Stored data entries
-- start --
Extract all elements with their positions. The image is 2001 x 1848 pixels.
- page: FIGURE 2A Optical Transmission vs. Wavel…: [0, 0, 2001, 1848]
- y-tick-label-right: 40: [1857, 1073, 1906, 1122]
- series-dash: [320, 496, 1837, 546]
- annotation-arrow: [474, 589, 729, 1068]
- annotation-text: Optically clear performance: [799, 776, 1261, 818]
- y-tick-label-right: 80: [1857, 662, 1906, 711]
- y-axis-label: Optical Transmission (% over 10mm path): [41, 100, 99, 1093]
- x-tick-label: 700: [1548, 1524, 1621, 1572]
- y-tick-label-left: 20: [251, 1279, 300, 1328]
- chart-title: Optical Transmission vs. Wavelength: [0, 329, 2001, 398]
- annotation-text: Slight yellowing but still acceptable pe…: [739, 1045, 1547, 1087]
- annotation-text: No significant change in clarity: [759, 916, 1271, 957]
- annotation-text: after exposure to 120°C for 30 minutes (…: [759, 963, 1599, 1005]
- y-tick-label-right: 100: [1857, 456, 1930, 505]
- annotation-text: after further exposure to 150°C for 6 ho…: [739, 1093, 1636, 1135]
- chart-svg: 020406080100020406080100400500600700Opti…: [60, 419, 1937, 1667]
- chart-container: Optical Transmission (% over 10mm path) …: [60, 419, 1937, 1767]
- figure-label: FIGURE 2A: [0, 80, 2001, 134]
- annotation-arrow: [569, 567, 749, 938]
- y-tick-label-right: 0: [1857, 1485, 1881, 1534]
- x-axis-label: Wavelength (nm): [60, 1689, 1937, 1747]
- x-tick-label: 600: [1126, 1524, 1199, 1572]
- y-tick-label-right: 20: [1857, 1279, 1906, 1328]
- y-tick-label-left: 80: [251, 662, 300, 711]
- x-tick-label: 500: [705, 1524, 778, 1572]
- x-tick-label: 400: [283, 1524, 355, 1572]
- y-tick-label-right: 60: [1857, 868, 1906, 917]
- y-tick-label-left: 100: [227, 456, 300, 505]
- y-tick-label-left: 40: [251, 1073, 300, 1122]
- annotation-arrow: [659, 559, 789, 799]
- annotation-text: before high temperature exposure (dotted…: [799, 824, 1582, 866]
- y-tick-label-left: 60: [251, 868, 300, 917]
-- end --
What you are asked to do
Please repeat the listing above line for line, with no changes.

Complete answer
Extract all elements with their positions. The image is 2001 x 1848 pixels.
- page: FIGURE 2A Optical Transmission vs. Wavel…: [0, 0, 2001, 1848]
- y-tick-label-right: 40: [1857, 1073, 1906, 1122]
- series-dash: [320, 496, 1837, 546]
- annotation-arrow: [474, 589, 729, 1068]
- annotation-text: Optically clear performance: [799, 776, 1261, 818]
- y-tick-label-right: 80: [1857, 662, 1906, 711]
- y-axis-label: Optical Transmission (% over 10mm path): [41, 100, 99, 1093]
- x-tick-label: 700: [1548, 1524, 1621, 1572]
- y-tick-label-left: 20: [251, 1279, 300, 1328]
- chart-title: Optical Transmission vs. Wavelength: [0, 329, 2001, 398]
- annotation-text: Slight yellowing but still acceptable pe…: [739, 1045, 1547, 1087]
- annotation-text: No significant change in clarity: [759, 916, 1271, 957]
- annotation-text: after exposure to 120°C for 30 minutes (…: [759, 963, 1599, 1005]
- y-tick-label-right: 100: [1857, 456, 1930, 505]
- annotation-text: after further exposure to 150°C for 6 ho…: [739, 1093, 1636, 1135]
- chart-svg: 020406080100020406080100400500600700Opti…: [60, 419, 1937, 1667]
- chart-container: Optical Transmission (% over 10mm path) …: [60, 419, 1937, 1767]
- figure-label: FIGURE 2A: [0, 80, 2001, 134]
- annotation-arrow: [569, 567, 749, 938]
- y-tick-label-right: 0: [1857, 1485, 1881, 1534]
- x-axis-label: Wavelength (nm): [60, 1689, 1937, 1747]
- x-tick-label: 600: [1126, 1524, 1199, 1572]
- y-tick-label-right: 20: [1857, 1279, 1906, 1328]
- y-tick-label-left: 80: [251, 662, 300, 711]
- x-tick-label: 500: [705, 1524, 778, 1572]
- x-tick-label: 400: [283, 1524, 355, 1572]
- y-tick-label-right: 60: [1857, 868, 1906, 917]
- y-tick-label-left: 100: [227, 456, 300, 505]
- y-tick-label-left: 40: [251, 1073, 300, 1122]
- annotation-arrow: [659, 559, 789, 799]
- annotation-text: before high temperature exposure (dotted…: [799, 824, 1582, 866]
- y-tick-label-left: 60: [251, 868, 300, 917]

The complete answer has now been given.